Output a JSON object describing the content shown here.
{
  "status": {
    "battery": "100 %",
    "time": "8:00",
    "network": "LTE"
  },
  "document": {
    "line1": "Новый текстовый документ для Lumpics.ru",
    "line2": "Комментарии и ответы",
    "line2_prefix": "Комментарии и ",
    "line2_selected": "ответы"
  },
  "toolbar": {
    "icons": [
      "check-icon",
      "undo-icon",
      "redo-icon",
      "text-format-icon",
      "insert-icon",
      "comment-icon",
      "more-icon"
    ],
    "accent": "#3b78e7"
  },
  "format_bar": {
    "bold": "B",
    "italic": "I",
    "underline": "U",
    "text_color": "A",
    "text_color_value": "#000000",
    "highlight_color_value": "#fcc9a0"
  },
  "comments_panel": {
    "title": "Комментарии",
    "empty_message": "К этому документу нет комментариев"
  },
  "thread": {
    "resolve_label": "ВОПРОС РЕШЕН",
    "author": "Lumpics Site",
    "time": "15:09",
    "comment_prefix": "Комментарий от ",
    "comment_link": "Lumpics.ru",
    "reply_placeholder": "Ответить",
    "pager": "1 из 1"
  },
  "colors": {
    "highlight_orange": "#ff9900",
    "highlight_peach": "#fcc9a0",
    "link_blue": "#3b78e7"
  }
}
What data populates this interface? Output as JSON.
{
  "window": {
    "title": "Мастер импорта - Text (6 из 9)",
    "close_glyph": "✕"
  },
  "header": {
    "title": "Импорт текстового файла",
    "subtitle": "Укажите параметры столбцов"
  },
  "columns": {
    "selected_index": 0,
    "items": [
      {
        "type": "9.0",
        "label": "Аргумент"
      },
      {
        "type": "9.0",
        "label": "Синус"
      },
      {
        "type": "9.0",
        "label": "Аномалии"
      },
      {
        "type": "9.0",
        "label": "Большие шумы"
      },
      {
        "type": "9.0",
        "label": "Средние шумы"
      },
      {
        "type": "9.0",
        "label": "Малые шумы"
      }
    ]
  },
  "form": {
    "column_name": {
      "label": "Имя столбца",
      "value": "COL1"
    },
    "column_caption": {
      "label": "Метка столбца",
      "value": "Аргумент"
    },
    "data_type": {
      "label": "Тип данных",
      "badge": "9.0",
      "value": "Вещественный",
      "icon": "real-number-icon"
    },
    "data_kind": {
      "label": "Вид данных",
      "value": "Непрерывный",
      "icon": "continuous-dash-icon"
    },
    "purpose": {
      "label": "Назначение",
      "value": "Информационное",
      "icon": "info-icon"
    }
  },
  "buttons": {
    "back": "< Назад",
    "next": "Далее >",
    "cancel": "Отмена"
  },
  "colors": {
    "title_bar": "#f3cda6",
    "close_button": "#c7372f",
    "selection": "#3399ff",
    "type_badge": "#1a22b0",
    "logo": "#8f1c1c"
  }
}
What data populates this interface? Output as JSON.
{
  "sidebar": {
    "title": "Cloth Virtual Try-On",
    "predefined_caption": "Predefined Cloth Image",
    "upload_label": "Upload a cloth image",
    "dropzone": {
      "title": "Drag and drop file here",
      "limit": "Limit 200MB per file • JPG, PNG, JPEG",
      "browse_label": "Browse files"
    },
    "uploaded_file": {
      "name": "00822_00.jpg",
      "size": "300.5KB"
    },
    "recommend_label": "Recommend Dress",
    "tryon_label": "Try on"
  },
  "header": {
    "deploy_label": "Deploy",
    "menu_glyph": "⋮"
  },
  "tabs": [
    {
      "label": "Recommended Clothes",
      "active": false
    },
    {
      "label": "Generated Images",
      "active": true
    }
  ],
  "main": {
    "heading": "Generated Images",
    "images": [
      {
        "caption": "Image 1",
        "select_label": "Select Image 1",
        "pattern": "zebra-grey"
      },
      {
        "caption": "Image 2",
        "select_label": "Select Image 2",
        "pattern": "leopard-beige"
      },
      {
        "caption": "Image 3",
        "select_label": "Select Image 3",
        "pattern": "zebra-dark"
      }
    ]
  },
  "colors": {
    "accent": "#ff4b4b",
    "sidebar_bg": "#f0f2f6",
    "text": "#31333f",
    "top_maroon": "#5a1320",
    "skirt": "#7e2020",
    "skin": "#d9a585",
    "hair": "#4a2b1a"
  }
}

(WORK REQUIRED) Look through the entries above for the word "zebra". Copy every line where it shows up.

(WRITTEN SOLUTION)
        "pattern": "zebra-grey"
        "pattern": "zebra-dark"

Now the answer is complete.